● Task brief
Scan the listing below and copy every line holding "true".

[start]

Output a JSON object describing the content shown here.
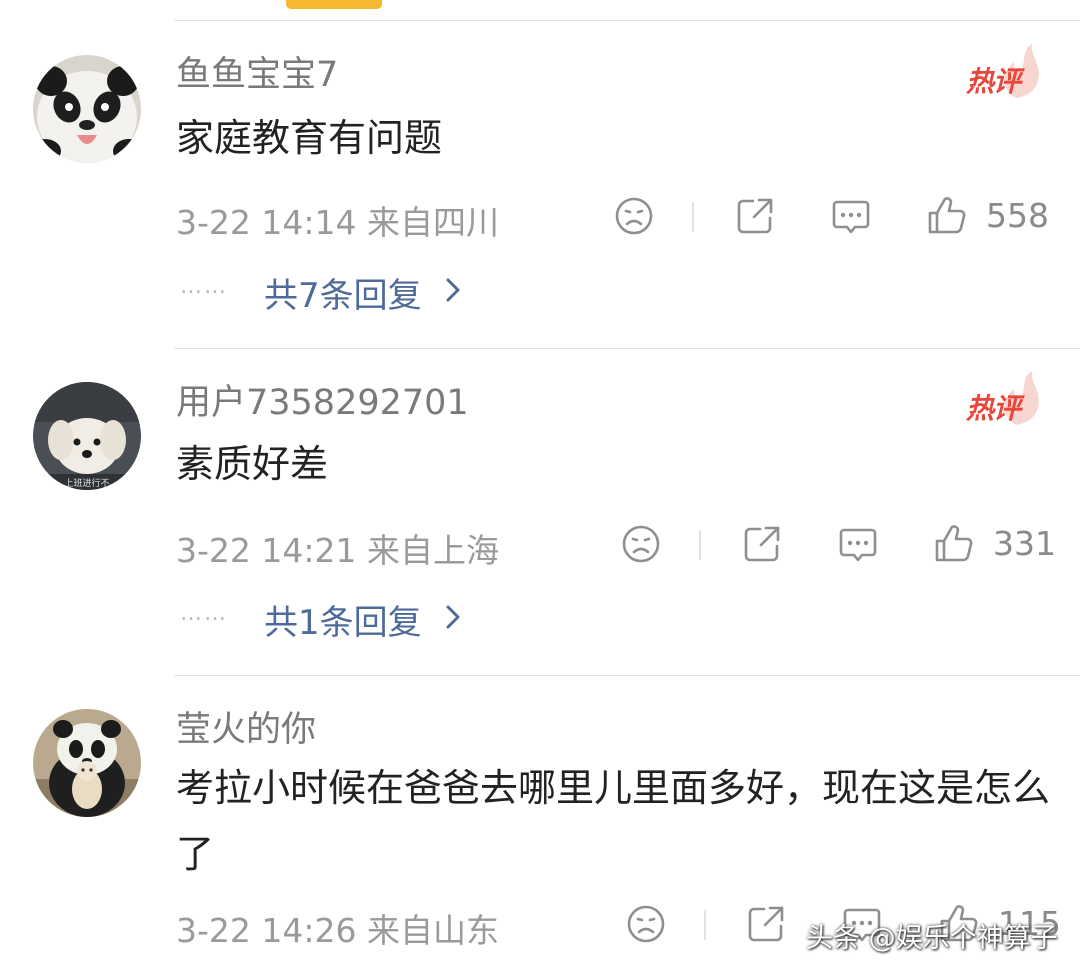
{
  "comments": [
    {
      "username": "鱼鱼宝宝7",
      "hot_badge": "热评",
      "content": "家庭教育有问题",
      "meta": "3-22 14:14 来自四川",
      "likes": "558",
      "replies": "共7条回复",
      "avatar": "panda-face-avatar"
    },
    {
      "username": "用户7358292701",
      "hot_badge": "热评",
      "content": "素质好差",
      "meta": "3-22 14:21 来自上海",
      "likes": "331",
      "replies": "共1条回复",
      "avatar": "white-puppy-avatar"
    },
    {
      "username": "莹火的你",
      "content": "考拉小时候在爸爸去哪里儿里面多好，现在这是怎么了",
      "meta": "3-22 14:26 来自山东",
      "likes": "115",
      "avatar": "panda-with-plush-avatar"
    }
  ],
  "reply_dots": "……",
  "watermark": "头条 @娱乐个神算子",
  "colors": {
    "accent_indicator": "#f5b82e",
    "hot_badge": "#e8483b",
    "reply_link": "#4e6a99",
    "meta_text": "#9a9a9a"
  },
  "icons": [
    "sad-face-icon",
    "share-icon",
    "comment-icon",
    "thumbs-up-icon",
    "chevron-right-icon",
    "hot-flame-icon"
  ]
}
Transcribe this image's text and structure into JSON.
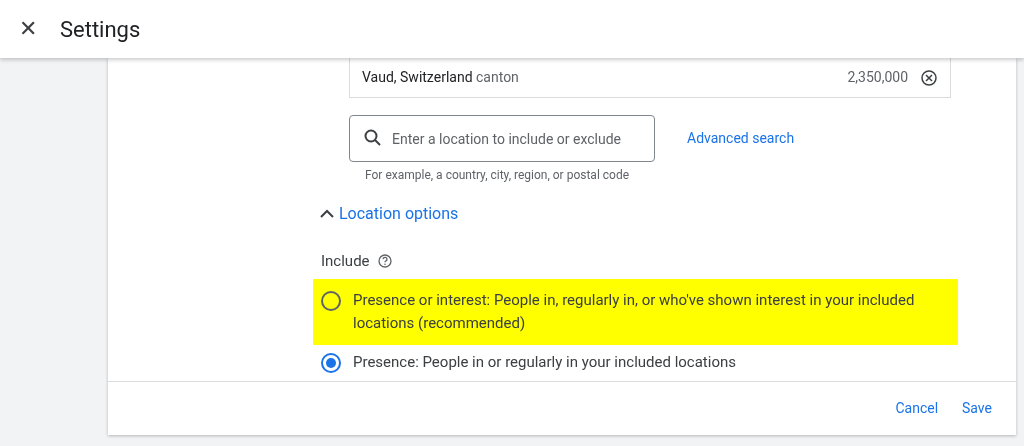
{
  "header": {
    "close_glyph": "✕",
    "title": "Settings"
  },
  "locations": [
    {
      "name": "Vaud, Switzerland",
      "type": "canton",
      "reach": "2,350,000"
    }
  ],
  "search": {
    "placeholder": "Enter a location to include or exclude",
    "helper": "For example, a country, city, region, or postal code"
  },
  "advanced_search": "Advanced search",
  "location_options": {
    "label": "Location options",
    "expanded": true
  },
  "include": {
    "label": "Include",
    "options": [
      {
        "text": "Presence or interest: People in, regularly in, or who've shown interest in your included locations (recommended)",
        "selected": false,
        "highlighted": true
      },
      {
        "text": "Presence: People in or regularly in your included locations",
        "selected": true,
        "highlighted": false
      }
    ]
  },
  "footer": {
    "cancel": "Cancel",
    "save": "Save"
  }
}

[end]

● Finished task
    "expanded": true
        "highlighted": true
        "selected": true,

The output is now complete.